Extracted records
--- Begin ---
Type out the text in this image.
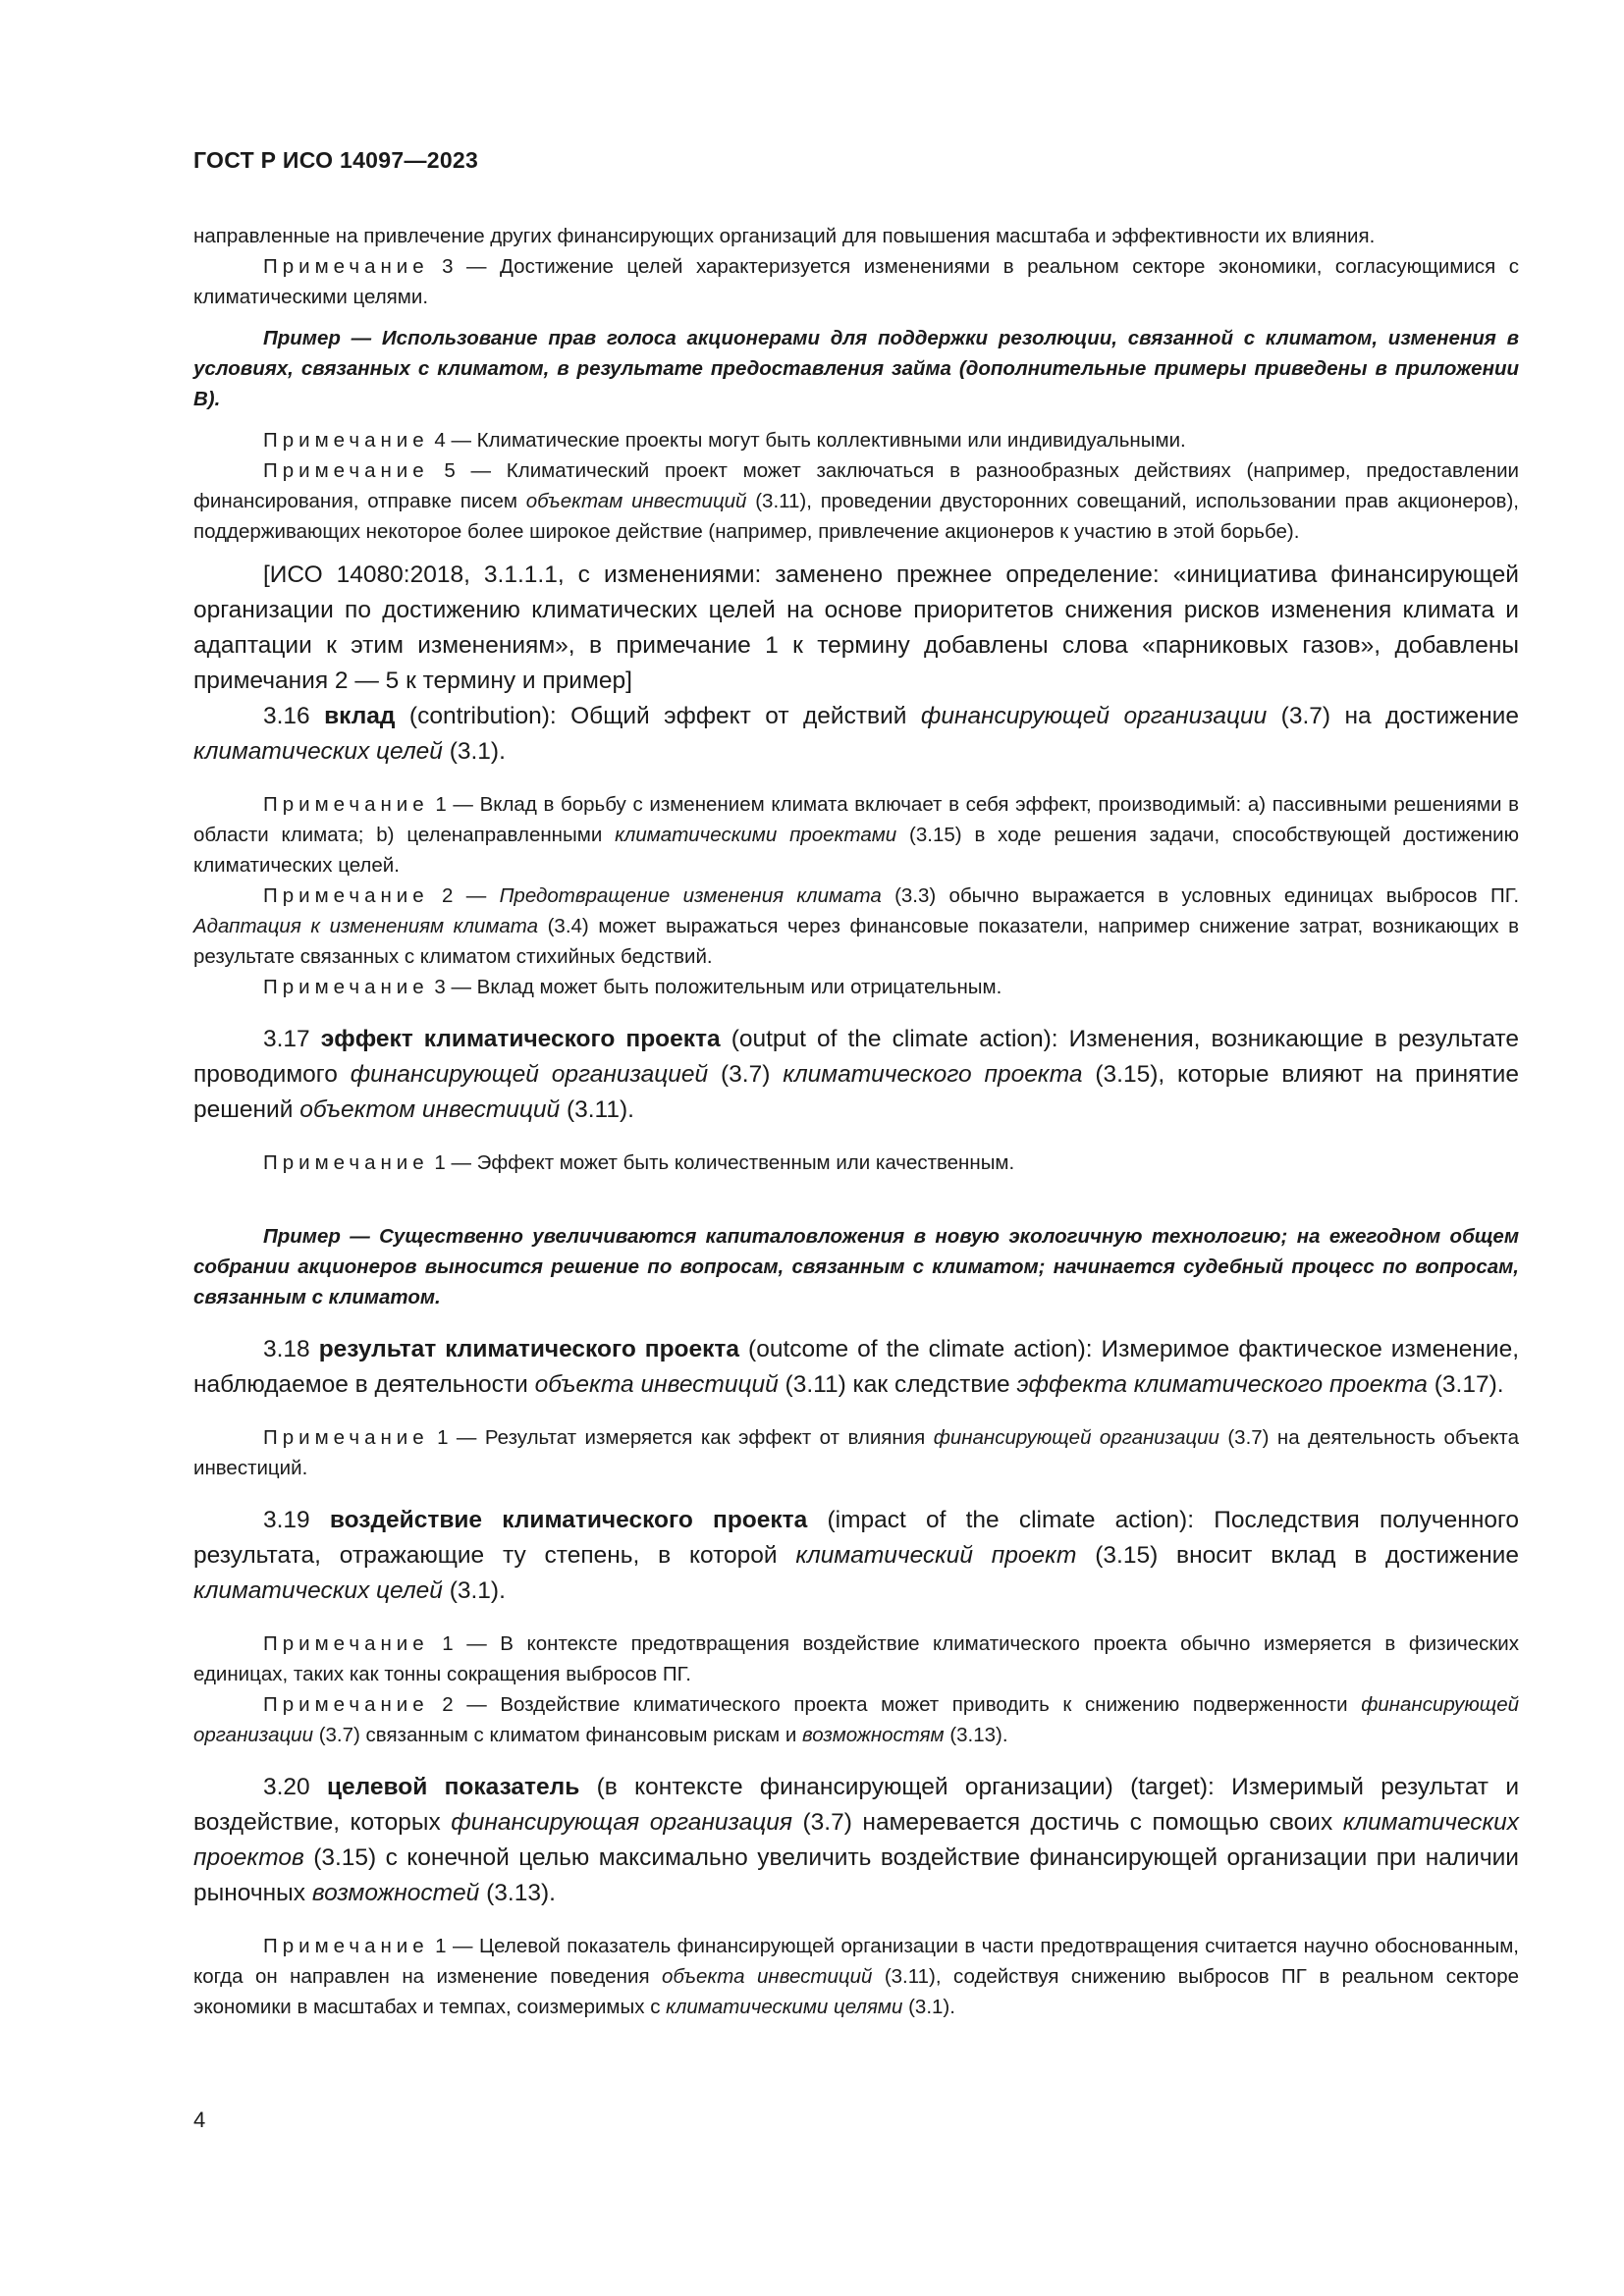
ГОСТ Р ИСО 14097—2023

направленные на привлечение других финансирующих организаций для повышения масштаба и эффективности их влияния.

Примечание 3 — Достижение целей характеризуется изменениями в реальном секторе экономики, согласующимися с климатическими целями.

Пример — Использование прав голоса акционерами для поддержки резолюции, связанной с климатом, изменения в условиях, связанных с климатом, в результате предоставления займа (дополнительные примеры приведены в приложении В).

Примечание 4 — Климатические проекты могут быть коллективными или индивидуальными.

Примечание 5 — Климатический проект может заключаться в разнообразных действиях (например, предоставлении финансирования, отправке писем объектам инвестиций (3.11), проведении двусторонних совещаний, использовании прав акционеров), поддерживающих некоторое более широкое действие (например, привлечение акционеров к участию в этой борьбе).

[ИСО 14080:2018, 3.1.1.1, с изменениями: заменено прежнее определение: «инициатива финансирующей организации по достижению климатических целей на основе приоритетов снижения рисков изменения климата и адаптации к этим изменениям», в примечание 1 к термину добавлены слова «парниковых газов», добавлены примечания 2 — 5 к термину и пример]

3.16 вклад (contribution): Общий эффект от действий финансирующей организации (3.7) на достижение климатических целей (3.1).

Примечание 1 — Вклад в борьбу с изменением климата включает в себя эффект, производимый: а) пассивными решениями в области климата; b) целенаправленными климатическими проектами (3.15) в ходе решения задачи, способствующей достижению климатических целей.

Примечание 2 — Предотвращение изменения климата (3.3) обычно выражается в условных единицах выбросов ПГ. Адаптация к изменениям климата (3.4) может выражаться через финансовые показатели, например снижение затрат, возникающих в результате связанных с климатом стихийных бедствий.

Примечание 3 — Вклад может быть положительным или отрицательным.

3.17 эффект климатического проекта (output of the climate action): Изменения, возникающие в результате проводимого финансирующей организацией (3.7) климатического проекта (3.15), которые влияют на принятие решений объектом инвестиций (3.11).

Примечание 1 — Эффект может быть количественным или качественным.

Пример — Существенно увеличиваются капиталовложения в новую экологичную технологию; на ежегодном общем собрании акционеров выносится решение по вопросам, связанным с климатом; начинается судебный процесс по вопросам, связанным с климатом.

3.18 результат климатического проекта (outcome of the climate action): Измеримое фактическое изменение, наблюдаемое в деятельности объекта инвестиций (3.11) как следствие эффекта климатического проекта (3.17).

Примечание 1 — Результат измеряется как эффект от влияния финансирующей организации (3.7) на деятельность объекта инвестиций.

3.19 воздействие климатического проекта (impact of the climate action): Последствия полученного результата, отражающие ту степень, в которой климатический проект (3.15) вносит вклад в достижение климатических целей (3.1).

Примечание 1 — В контексте предотвращения воздействие климатического проекта обычно измеряется в физических единицах, таких как тонны сокращения выбросов ПГ.

Примечание 2 — Воздействие климатического проекта может приводить к снижению подверженности финансирующей организации (3.7) связанным с климатом финансовым рискам и возможностям (3.13).

3.20 целевой показатель (в контексте финансирующей организации) (target): Измеримый результат и воздействие, которых финансирующая организация (3.7) намеревается достичь с помощью своих климатических проектов (3.15) с конечной целью максимально увеличить воздействие финансирующей организации при наличии рыночных возможностей (3.13).

Примечание 1 — Целевой показатель финансирующей организации в части предотвращения считается научно обоснованным, когда он направлен на изменение поведения объекта инвестиций (3.11), содействуя снижению выбросов ПГ в реальном секторе экономики в масштабах и темпах, соизмеримых с климатическими целями (3.1).

4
--- End ---
# [Exercise directions]
Give back the entries verbatim. Do not include any picture.

# [The response]
Type out the text in this image.
ГОСТ Р ИСО 14097—2023

направленные на привлечение других финансирующих организаций для повышения масштаба и эффективности их влияния.

Примечание 3 — Достижение целей характеризуется изменениями в реальном секторе экономики, согласующимися с климатическими целями.

Пример — Использование прав голоса акционерами для поддержки резолюции, связанной с климатом, изменения в условиях, связанных с климатом, в результате предоставления займа (дополнительные примеры приведены в приложении В).

Примечание 4 — Климатические проекты могут быть коллективными или индивидуальными.

Примечание 5 — Климатический проект может заключаться в разнообразных действиях (например, предоставлении финансирования, отправке писем объектам инвестиций (3.11), проведении двусторонних совещаний, использовании прав акционеров), поддерживающих некоторое более широкое действие (например, привлечение акционеров к участию в этой борьбе).

[ИСО 14080:2018, 3.1.1.1, с изменениями: заменено прежнее определение: «инициатива финансирующей организации по достижению климатических целей на основе приоритетов снижения рисков изменения климата и адаптации к этим изменениям», в примечание 1 к термину добавлены слова «парниковых газов», добавлены примечания 2 — 5 к термину и пример]

3.16 вклад (contribution): Общий эффект от действий финансирующей организации (3.7) на достижение климатических целей (3.1).

Примечание 1 — Вклад в борьбу с изменением климата включает в себя эффект, производимый: а) пассивными решениями в области климата; b) целенаправленными климатическими проектами (3.15) в ходе решения задачи, способствующей достижению климатических целей.

Примечание 2 — Предотвращение изменения климата (3.3) обычно выражается в условных единицах выбросов ПГ. Адаптация к изменениям климата (3.4) может выражаться через финансовые показатели, например снижение затрат, возникающих в результате связанных с климатом стихийных бедствий.

Примечание 3 — Вклад может быть положительным или отрицательным.

3.17 эффект климатического проекта (output of the climate action): Изменения, возникающие в результате проводимого финансирующей организацией (3.7) климатического проекта (3.15), которые влияют на принятие решений объектом инвестиций (3.11).

Примечание 1 — Эффект может быть количественным или качественным.

Пример — Существенно увеличиваются капиталовложения в новую экологичную технологию; на ежегодном общем собрании акционеров выносится решение по вопросам, связанным с климатом; начинается судебный процесс по вопросам, связанным с климатом.

3.18 результат климатического проекта (outcome of the climate action): Измеримое фактическое изменение, наблюдаемое в деятельности объекта инвестиций (3.11) как следствие эффекта климатического проекта (3.17).

Примечание 1 — Результат измеряется как эффект от влияния финансирующей организации (3.7) на деятельность объекта инвестиций.

3.19 воздействие климатического проекта (impact of the climate action): Последствия полученного результата, отражающие ту степень, в которой климатический проект (3.15) вносит вклад в достижение климатических целей (3.1).

Примечание 1 — В контексте предотвращения воздействие климатического проекта обычно измеряется в физических единицах, таких как тонны сокращения выбросов ПГ.

Примечание 2 — Воздействие климатического проекта может приводить к снижению подверженности финансирующей организации (3.7) связанным с климатом финансовым рискам и возможностям (3.13).

3.20 целевой показатель (в контексте финансирующей организации) (target): Измеримый результат и воздействие, которых финансирующая организация (3.7) намеревается достичь с помощью своих климатических проектов (3.15) с конечной целью максимально увеличить воздействие финансирующей организации при наличии рыночных возможностей (3.13).

Примечание 1 — Целевой показатель финансирующей организации в части предотвращения считается научно обоснованным, когда он направлен на изменение поведения объекта инвестиций (3.11), содействуя снижению выбросов ПГ в реальном секторе экономики в масштабах и темпах, соизмеримых с климатическими целями (3.1).

4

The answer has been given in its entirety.